## Description of the task:
Output all lines exactly.
##### Dataset excerpts
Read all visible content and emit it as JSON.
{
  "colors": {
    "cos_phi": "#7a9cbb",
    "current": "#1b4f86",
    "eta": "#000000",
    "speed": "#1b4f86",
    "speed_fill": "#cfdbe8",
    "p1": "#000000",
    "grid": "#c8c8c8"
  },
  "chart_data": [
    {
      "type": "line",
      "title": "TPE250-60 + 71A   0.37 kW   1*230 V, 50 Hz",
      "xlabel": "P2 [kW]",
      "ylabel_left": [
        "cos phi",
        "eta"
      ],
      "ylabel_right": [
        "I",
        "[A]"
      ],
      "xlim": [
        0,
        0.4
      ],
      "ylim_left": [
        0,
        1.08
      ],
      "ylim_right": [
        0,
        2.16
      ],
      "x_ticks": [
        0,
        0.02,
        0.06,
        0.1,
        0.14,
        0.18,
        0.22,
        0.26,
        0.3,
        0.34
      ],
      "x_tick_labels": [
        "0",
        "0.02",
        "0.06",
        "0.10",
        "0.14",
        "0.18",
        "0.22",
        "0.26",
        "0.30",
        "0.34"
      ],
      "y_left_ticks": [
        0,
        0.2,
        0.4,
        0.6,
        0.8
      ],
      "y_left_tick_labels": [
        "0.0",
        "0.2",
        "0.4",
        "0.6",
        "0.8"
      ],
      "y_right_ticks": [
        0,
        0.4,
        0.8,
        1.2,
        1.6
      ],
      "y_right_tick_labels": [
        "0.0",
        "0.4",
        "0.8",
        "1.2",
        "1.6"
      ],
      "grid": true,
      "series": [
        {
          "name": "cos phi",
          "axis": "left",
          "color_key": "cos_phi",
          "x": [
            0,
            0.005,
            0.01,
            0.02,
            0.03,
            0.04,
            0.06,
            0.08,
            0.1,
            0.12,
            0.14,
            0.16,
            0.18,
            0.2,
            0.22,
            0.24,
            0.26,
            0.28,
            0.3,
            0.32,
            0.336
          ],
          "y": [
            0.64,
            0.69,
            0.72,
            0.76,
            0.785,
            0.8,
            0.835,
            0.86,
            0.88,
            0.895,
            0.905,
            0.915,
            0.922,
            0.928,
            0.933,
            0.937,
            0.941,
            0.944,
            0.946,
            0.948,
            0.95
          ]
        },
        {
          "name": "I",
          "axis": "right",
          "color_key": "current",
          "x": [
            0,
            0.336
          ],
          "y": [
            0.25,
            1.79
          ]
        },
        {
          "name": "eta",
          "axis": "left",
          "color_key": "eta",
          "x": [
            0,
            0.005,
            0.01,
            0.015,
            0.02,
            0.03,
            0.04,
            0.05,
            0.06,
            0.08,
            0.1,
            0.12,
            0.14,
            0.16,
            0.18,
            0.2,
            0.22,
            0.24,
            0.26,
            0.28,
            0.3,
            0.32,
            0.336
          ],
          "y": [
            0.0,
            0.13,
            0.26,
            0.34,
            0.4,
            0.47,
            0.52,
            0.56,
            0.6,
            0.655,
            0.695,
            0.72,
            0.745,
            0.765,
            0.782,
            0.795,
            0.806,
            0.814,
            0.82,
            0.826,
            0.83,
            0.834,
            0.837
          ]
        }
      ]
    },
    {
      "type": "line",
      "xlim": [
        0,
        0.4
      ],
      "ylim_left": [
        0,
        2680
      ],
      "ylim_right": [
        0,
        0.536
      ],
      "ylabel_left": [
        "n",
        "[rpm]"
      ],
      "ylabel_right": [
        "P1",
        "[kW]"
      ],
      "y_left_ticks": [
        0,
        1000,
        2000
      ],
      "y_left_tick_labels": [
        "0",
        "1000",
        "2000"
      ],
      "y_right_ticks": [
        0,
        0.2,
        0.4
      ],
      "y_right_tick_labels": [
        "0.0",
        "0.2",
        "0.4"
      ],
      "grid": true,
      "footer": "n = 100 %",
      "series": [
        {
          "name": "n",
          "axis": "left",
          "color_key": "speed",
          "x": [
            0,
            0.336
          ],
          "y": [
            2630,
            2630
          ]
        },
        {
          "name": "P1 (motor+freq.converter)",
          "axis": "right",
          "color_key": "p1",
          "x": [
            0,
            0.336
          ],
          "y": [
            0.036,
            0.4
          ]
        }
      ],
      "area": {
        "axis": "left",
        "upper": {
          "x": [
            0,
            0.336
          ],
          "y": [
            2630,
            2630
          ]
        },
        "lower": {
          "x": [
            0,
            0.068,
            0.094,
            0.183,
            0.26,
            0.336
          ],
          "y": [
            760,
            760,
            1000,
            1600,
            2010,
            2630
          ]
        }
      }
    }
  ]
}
##########
## Answer to this exercise:
Read all visible content and emit it as JSON.
{
  "colors": {
    "cos_phi": "#7a9cbb",
    "current": "#1b4f86",
    "eta": "#000000",
    "speed": "#1b4f86",
    "speed_fill": "#cfdbe8",
    "p1": "#000000",
    "grid": "#c8c8c8"
  },
  "chart_data": [
    {
      "type": "line",
      "title": "TPE250-60 + 71A   0.37 kW   1*230 V, 50 Hz",
      "xlabel": "P2 [kW]",
      "ylabel_left": [
        "cos phi",
        "eta"
      ],
      "ylabel_right": [
        "I",
        "[A]"
      ],
      "xlim": [
        0,
        0.4
      ],
      "ylim_left": [
        0,
        1.08
      ],
      "ylim_right": [
        0,
        2.16
      ],
      "x_ticks": [
        0,
        0.02,
        0.06,
        0.1,
        0.14,
        0.18,
        0.22,
        0.26,
        0.3,
        0.34
      ],
      "x_tick_labels": [
        "0",
        "0.02",
        "0.06",
        "0.10",
        "0.14",
        "0.18",
        "0.22",
        "0.26",
        "0.30",
        "0.34"
      ],
      "y_left_ticks": [
        0,
        0.2,
        0.4,
        0.6,
        0.8
      ],
      "y_left_tick_labels": [
        "0.0",
        "0.2",
        "0.4",
        "0.6",
        "0.8"
      ],
      "y_right_ticks": [
        0,
        0.4,
        0.8,
        1.2,
        1.6
      ],
      "y_right_tick_labels": [
        "0.0",
        "0.4",
        "0.8",
        "1.2",
        "1.6"
      ],
      "grid": true,
      "series": [
        {
          "name": "cos phi",
          "axis": "left",
          "color_key": "cos_phi",
          "x": [
            0,
            0.005,
            0.01,
            0.02,
            0.03,
            0.04,
            0.06,
            0.08,
            0.1,
            0.12,
            0.14,
            0.16,
            0.18,
            0.2,
            0.22,
            0.24,
            0.26,
            0.28,
            0.3,
            0.32,
            0.336
          ],
          "y": [
            0.64,
            0.69,
            0.72,
            0.76,
            0.785,
            0.8,
            0.835,
            0.86,
            0.88,
            0.895,
            0.905,
            0.915,
            0.922,
            0.928,
            0.933,
            0.937,
            0.941,
            0.944,
            0.946,
            0.948,
            0.95
          ]
        },
        {
          "name": "I",
          "axis": "right",
          "color_key": "current",
          "x": [
            0,
            0.336
          ],
          "y": [
            0.25,
            1.79
          ]
        },
        {
          "name": "eta",
          "axis": "left",
          "color_key": "eta",
          "x": [
            0,
            0.005,
            0.01,
            0.015,
            0.02,
            0.03,
            0.04,
            0.05,
            0.06,
            0.08,
            0.1,
            0.12,
            0.14,
            0.16,
            0.18,
            0.2,
            0.22,
            0.24,
            0.26,
            0.28,
            0.3,
            0.32,
            0.336
          ],
          "y": [
            0.0,
            0.13,
            0.26,
            0.34,
            0.4,
            0.47,
            0.52,
            0.56,
            0.6,
            0.655,
            0.695,
            0.72,
            0.745,
            0.765,
            0.782,
            0.795,
            0.806,
            0.814,
            0.82,
            0.826,
            0.83,
            0.834,
            0.837
          ]
        }
      ]
    },
    {
      "type": "line",
      "xlim": [
        0,
        0.4
      ],
      "ylim_left": [
        0,
        2680
      ],
      "ylim_right": [
        0,
        0.536
      ],
      "ylabel_left": [
        "n",
        "[rpm]"
      ],
      "ylabel_right": [
        "P1",
        "[kW]"
      ],
      "y_left_ticks": [
        0,
        1000,
        2000
      ],
      "y_left_tick_labels": [
        "0",
        "1000",
        "2000"
      ],
      "y_right_ticks": [
        0,
        0.2,
        0.4
      ],
      "y_right_tick_labels": [
        "0.0",
        "0.2",
        "0.4"
      ],
      "grid": true,
      "footer": "n = 100 %",
      "series": [
        {
          "name": "n",
          "axis": "left",
          "color_key": "speed",
          "x": [
            0,
            0.336
          ],
          "y": [
            2630,
            2630
          ]
        },
        {
          "name": "P1 (motor+freq.converter)",
          "axis": "right",
          "color_key": "p1",
          "x": [
            0,
            0.336
          ],
          "y": [
            0.036,
            0.4
          ]
        }
      ],
      "area": {
        "axis": "left",
        "upper": {
          "x": [
            0,
            0.336
          ],
          "y": [
            2630,
            2630
          ]
        },
        "lower": {
          "x": [
            0,
            0.068,
            0.094,
            0.183,
            0.26,
            0.336
          ],
          "y": [
            760,
            760,
            1000,
            1600,
            2010,
            2630
          ]
        }
      }
    }
  ]
}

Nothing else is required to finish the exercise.